### THE EXERCISE
Write out the whole listing again, exactly as given.

## begin

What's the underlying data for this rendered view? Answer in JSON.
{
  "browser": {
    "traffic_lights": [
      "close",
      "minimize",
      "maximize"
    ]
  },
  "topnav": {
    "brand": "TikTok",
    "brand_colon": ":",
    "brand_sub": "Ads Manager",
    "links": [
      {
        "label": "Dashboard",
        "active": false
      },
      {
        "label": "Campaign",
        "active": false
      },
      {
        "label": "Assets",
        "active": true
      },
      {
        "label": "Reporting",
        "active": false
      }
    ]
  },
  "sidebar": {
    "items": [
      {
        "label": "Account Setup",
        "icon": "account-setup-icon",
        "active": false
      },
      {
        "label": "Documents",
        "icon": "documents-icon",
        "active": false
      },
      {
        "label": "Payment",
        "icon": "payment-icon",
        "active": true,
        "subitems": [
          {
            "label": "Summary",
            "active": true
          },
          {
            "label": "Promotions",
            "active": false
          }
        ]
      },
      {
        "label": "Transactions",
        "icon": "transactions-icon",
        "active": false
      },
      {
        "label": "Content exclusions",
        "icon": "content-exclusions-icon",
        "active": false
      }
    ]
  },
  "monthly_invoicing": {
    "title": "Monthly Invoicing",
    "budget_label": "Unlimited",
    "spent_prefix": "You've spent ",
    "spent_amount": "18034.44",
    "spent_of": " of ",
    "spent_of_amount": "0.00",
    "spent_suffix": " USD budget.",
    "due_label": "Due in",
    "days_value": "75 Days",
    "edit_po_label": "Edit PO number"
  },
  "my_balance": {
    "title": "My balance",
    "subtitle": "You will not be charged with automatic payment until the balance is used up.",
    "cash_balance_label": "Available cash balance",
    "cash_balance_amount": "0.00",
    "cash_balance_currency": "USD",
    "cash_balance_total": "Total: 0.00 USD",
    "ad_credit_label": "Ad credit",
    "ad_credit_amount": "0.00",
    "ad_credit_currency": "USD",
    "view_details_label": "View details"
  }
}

## end

### SOLUTION FOR THIS TASK
What's the underlying data for this rendered view? Answer in JSON.
{
  "browser": {
    "traffic_lights": [
      "close",
      "minimize",
      "maximize"
    ]
  },
  "topnav": {
    "brand": "TikTok",
    "brand_colon": ":",
    "brand_sub": "Ads Manager",
    "links": [
      {
        "label": "Dashboard",
        "active": false
      },
      {
        "label": "Campaign",
        "active": false
      },
      {
        "label": "Assets",
        "active": true
      },
      {
        "label": "Reporting",
        "active": false
      }
    ]
  },
  "sidebar": {
    "items": [
      {
        "label": "Account Setup",
        "icon": "account-setup-icon",
        "active": false
      },
      {
        "label": "Documents",
        "icon": "documents-icon",
        "active": false
      },
      {
        "label": "Payment",
        "icon": "payment-icon",
        "active": true,
        "subitems": [
          {
            "label": "Summary",
            "active": true
          },
          {
            "label": "Promotions",
            "active": false
          }
        ]
      },
      {
        "label": "Transactions",
        "icon": "transactions-icon",
        "active": false
      },
      {
        "label": "Content exclusions",
        "icon": "content-exclusions-icon",
        "active": false
      }
    ]
  },
  "monthly_invoicing": {
    "title": "Monthly Invoicing",
    "budget_label": "Unlimited",
    "spent_prefix": "You've spent ",
    "spent_amount": "18034.44",
    "spent_of": " of ",
    "spent_of_amount": "0.00",
    "spent_suffix": " USD budget.",
    "due_label": "Due in",
    "days_value": "75 Days",
    "edit_po_label": "Edit PO number"
  },
  "my_balance": {
    "title": "My balance",
    "subtitle": "You will not be charged with automatic payment until the balance is used up.",
    "cash_balance_label": "Available cash balance",
    "cash_balance_amount": "0.00",
    "cash_balance_currency": "USD",
    "cash_balance_total": "Total: 0.00 USD",
    "ad_credit_label": "Ad credit",
    "ad_credit_amount": "0.00",
    "ad_credit_currency": "USD",
    "view_details_label": "View details"
  }
}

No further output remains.